* start *
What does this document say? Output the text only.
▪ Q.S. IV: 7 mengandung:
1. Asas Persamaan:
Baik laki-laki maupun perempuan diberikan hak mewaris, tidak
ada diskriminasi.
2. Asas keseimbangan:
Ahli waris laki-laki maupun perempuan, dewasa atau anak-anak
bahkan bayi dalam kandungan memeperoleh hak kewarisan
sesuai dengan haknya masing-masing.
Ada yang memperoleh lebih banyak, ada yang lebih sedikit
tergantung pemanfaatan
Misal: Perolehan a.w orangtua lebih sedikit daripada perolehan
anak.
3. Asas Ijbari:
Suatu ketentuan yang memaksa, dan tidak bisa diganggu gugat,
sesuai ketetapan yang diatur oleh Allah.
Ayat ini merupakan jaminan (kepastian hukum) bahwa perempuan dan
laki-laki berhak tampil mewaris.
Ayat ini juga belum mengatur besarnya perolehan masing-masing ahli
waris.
* end *
▸ **What you should do**
Repeat all the records. Match each line exactly.

▸ **Output for this task**
What does this document say? Output the text only.
▪ Q.S. IV: 7 mengandung:
1. Asas Persamaan:
Baik laki-laki maupun perempuan diberikan hak mewaris, tidak
ada diskriminasi.
2. Asas keseimbangan:
Ahli waris laki-laki maupun perempuan, dewasa atau anak-anak
bahkan bayi dalam kandungan memeperoleh hak kewarisan
sesuai dengan haknya masing-masing.
Ada yang memperoleh lebih banyak, ada yang lebih sedikit
tergantung pemanfaatan
Misal: Perolehan a.w orangtua lebih sedikit daripada perolehan
anak.
3. Asas Ijbari:
Suatu ketentuan yang memaksa, dan tidak bisa diganggu gugat,
sesuai ketetapan yang diatur oleh Allah.
Ayat ini merupakan jaminan (kepastian hukum) bahwa perempuan dan
laki-laki berhak tampil mewaris.
Ayat ini juga belum mengatur besarnya perolehan masing-masing ahli
waris.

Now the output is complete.